▶

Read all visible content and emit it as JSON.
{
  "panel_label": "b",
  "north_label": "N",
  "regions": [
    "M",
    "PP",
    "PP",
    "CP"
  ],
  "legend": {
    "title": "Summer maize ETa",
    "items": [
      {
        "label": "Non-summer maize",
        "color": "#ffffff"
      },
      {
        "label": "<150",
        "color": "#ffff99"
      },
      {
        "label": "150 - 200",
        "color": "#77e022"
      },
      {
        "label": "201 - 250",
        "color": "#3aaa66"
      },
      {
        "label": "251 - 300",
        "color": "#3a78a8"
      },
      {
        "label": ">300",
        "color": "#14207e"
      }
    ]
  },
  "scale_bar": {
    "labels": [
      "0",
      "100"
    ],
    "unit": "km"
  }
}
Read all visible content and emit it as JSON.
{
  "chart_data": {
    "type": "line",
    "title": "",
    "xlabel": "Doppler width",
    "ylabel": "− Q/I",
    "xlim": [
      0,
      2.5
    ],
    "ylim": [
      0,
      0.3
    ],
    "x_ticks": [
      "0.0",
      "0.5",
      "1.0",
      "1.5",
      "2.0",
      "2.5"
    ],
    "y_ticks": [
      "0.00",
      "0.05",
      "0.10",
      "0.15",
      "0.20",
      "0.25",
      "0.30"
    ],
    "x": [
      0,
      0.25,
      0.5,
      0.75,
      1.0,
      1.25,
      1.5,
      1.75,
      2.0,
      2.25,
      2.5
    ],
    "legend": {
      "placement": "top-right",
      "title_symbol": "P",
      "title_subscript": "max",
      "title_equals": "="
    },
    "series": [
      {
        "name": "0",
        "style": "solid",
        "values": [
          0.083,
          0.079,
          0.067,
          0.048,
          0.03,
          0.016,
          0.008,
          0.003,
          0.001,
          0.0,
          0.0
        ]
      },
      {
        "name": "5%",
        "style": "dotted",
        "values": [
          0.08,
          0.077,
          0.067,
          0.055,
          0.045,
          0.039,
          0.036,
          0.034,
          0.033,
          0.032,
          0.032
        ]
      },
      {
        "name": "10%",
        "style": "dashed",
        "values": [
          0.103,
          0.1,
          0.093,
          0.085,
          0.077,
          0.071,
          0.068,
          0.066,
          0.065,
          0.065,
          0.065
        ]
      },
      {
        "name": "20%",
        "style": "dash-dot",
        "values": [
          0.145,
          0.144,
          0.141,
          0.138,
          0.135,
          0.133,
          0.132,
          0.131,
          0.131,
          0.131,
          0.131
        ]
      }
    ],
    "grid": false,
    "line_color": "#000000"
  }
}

◀

What to produce:
Print out every entry, keeping each one exact.

The completed task:
Read all visible content and emit it as JSON.
{
  "panel_label": "b",
  "north_label": "N",
  "regions": [
    "M",
    "PP",
    "PP",
    "CP"
  ],
  "legend": {
    "title": "Summer maize ETa",
    "items": [
      {
        "label": "Non-summer maize",
        "color": "#ffffff"
      },
      {
        "label": "<150",
        "color": "#ffff99"
      },
      {
        "label": "150 - 200",
        "color": "#77e022"
      },
      {
        "label": "201 - 250",
        "color": "#3aaa66"
      },
      {
        "label": "251 - 300",
        "color": "#3a78a8"
      },
      {
        "label": ">300",
        "color": "#14207e"
      }
    ]
  },
  "scale_bar": {
    "labels": [
      "0",
      "100"
    ],
    "unit": "km"
  }
}
Read all visible content and emit it as JSON.
{
  "chart_data": {
    "type": "line",
    "title": "",
    "xlabel": "Doppler width",
    "ylabel": "− Q/I",
    "xlim": [
      0,
      2.5
    ],
    "ylim": [
      0,
      0.3
    ],
    "x_ticks": [
      "0.0",
      "0.5",
      "1.0",
      "1.5",
      "2.0",
      "2.5"
    ],
    "y_ticks": [
      "0.00",
      "0.05",
      "0.10",
      "0.15",
      "0.20",
      "0.25",
      "0.30"
    ],
    "x": [
      0,
      0.25,
      0.5,
      0.75,
      1.0,
      1.25,
      1.5,
      1.75,
      2.0,
      2.25,
      2.5
    ],
    "legend": {
      "placement": "top-right",
      "title_symbol": "P",
      "title_subscript": "max",
      "title_equals": "="
    },
    "series": [
      {
        "name": "0",
        "style": "solid",
        "values": [
          0.083,
          0.079,
          0.067,
          0.048,
          0.03,
          0.016,
          0.008,
          0.003,
          0.001,
          0.0,
          0.0
        ]
      },
      {
        "name": "5%",
        "style": "dotted",
        "values": [
          0.08,
          0.077,
          0.067,
          0.055,
          0.045,
          0.039,
          0.036,
          0.034,
          0.033,
          0.032,
          0.032
        ]
      },
      {
        "name": "10%",
        "style": "dashed",
        "values": [
          0.103,
          0.1,
          0.093,
          0.085,
          0.077,
          0.071,
          0.068,
          0.066,
          0.065,
          0.065,
          0.065
        ]
      },
      {
        "name": "20%",
        "style": "dash-dot",
        "values": [
          0.145,
          0.144,
          0.141,
          0.138,
          0.135,
          0.133,
          0.132,
          0.131,
          0.131,
          0.131,
          0.131
        ]
      }
    ],
    "grid": false,
    "line_color": "#000000"
  }
}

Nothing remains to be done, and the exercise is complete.